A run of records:
----------
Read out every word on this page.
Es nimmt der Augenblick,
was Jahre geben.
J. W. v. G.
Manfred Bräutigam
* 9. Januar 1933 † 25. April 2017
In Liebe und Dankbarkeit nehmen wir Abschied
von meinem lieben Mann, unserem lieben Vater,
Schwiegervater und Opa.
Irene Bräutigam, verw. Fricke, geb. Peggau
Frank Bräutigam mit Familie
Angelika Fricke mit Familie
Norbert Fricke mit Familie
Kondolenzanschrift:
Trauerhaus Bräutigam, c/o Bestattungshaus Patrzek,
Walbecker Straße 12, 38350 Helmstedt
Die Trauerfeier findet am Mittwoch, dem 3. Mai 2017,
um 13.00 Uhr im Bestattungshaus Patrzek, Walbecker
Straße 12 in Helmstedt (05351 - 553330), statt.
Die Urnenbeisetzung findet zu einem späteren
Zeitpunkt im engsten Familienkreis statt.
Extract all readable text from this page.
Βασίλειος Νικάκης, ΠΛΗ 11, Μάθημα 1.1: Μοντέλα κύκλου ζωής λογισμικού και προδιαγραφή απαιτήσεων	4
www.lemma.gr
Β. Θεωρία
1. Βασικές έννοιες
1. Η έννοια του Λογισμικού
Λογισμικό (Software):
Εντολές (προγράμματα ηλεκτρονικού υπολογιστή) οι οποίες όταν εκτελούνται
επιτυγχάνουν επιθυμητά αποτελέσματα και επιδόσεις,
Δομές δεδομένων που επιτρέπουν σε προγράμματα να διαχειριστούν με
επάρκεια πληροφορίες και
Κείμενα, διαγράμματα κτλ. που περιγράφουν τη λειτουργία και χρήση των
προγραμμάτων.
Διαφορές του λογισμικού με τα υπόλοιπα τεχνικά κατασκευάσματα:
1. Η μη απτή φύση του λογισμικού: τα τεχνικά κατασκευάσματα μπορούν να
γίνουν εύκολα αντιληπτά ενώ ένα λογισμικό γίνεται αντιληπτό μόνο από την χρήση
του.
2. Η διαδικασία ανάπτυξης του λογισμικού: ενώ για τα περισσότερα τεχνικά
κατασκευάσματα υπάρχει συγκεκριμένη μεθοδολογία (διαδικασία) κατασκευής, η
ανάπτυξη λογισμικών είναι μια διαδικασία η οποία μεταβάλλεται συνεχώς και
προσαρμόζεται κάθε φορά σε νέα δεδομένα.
----------
## What is required
Return each full line of the entries that contains the word "χρήση".

## Output
Κείμενα, διαγράμματα κτλ. που περιγράφουν τη λειτουργία και χρήση των
γίνουν εύκολα αντιληπτά ενώ ένα λογισμικό γίνεται αντιληπτό μόνο από την χρήση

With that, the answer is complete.